— start of Listed records —

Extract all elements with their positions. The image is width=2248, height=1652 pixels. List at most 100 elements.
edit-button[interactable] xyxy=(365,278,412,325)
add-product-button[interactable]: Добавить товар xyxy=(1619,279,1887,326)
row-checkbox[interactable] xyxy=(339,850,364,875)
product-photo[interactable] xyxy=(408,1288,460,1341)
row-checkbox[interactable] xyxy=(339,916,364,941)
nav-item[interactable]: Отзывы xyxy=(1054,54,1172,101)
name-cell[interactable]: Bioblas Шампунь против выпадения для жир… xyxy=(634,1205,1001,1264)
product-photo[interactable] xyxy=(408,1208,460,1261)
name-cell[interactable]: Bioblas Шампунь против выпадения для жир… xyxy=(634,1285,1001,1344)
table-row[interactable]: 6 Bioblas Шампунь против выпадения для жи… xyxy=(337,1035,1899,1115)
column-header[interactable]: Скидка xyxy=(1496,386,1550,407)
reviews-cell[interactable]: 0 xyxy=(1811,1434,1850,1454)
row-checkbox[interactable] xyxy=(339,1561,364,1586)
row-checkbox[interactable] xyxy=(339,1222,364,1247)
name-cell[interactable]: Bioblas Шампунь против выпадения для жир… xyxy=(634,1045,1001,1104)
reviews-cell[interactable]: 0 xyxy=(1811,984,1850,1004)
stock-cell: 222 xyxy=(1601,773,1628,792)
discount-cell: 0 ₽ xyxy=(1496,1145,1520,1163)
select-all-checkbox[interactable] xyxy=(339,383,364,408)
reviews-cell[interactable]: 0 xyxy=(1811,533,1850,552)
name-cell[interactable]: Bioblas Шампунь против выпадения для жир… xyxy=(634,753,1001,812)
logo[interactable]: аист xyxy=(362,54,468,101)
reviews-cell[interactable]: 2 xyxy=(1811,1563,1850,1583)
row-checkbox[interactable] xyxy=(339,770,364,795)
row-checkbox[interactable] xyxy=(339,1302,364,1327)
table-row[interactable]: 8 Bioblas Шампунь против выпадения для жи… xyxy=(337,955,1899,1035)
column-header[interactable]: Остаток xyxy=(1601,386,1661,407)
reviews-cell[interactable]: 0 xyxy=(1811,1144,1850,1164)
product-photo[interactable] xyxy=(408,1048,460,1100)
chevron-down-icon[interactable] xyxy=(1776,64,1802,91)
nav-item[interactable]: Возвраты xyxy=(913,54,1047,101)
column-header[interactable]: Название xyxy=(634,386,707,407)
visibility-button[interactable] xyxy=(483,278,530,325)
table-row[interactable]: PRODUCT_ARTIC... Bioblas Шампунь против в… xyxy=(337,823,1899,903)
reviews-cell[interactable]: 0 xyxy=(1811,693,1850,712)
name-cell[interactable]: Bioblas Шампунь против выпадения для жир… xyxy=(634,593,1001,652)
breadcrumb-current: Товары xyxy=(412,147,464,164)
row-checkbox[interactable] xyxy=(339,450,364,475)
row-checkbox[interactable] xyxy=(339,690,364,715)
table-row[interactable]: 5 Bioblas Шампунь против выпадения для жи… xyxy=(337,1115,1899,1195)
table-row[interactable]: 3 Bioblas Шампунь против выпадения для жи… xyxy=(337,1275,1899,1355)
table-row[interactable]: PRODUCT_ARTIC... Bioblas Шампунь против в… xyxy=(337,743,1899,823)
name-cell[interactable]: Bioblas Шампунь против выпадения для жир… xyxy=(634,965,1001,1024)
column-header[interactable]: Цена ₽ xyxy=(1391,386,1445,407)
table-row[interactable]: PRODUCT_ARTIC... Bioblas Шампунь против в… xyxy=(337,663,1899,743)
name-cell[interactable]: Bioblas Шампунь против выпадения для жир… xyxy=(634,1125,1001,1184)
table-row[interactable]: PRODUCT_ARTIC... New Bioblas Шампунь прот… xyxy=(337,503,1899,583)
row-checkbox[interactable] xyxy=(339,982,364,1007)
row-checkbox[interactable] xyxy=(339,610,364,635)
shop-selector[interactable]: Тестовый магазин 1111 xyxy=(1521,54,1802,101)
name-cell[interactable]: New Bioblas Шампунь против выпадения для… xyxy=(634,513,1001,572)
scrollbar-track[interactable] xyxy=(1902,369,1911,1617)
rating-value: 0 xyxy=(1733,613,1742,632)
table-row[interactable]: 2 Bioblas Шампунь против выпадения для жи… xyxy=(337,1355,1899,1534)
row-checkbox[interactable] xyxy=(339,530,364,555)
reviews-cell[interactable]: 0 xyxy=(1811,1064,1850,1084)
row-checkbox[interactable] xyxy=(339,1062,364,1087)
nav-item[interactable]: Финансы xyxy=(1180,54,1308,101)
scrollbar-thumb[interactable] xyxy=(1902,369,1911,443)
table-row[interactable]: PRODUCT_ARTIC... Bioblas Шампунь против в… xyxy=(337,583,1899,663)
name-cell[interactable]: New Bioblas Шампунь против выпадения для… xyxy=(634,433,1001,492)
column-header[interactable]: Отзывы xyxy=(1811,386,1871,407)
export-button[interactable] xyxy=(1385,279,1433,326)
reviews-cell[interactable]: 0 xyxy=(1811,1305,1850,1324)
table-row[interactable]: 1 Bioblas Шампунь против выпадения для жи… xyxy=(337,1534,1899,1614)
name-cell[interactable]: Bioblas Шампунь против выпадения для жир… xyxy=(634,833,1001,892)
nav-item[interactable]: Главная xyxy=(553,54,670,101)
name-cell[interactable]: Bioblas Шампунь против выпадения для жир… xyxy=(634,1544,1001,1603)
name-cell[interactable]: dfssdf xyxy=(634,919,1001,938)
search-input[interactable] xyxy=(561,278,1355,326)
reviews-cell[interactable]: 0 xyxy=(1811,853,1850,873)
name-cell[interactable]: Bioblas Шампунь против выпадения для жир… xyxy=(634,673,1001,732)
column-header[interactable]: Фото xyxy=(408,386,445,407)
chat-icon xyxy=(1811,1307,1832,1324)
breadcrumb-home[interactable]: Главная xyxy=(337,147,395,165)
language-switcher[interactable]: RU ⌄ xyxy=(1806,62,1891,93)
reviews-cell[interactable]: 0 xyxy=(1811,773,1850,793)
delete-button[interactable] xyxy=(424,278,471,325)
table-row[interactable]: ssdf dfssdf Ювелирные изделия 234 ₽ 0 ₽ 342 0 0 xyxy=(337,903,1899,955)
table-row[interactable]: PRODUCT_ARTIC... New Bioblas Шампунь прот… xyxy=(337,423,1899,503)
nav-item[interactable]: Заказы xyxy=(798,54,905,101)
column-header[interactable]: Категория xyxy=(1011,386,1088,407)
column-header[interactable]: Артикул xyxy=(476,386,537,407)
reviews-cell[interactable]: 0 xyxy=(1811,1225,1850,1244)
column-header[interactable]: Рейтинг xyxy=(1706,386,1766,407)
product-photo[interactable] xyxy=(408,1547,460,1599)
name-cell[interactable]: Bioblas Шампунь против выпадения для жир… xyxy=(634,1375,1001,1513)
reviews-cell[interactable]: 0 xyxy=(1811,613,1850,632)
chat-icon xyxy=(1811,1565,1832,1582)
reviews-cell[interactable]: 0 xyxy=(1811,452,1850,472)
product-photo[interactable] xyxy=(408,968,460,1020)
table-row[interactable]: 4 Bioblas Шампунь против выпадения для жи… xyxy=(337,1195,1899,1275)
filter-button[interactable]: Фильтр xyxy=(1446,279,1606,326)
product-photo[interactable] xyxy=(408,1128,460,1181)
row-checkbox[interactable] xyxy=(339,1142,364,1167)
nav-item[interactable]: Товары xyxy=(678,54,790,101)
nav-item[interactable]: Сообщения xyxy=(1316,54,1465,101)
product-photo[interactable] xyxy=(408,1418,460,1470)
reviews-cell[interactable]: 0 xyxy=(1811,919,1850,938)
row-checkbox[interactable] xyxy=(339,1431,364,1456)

— end of Listed records —

• **Stated problem**:
Select every line from the records above that contains the word "Товары", and copy each one in full. Case counts.

• **Response**:
breadcrumb-current: Товары xyxy=(412,147,464,164)
nav-item[interactable]: Товары xyxy=(678,54,790,101)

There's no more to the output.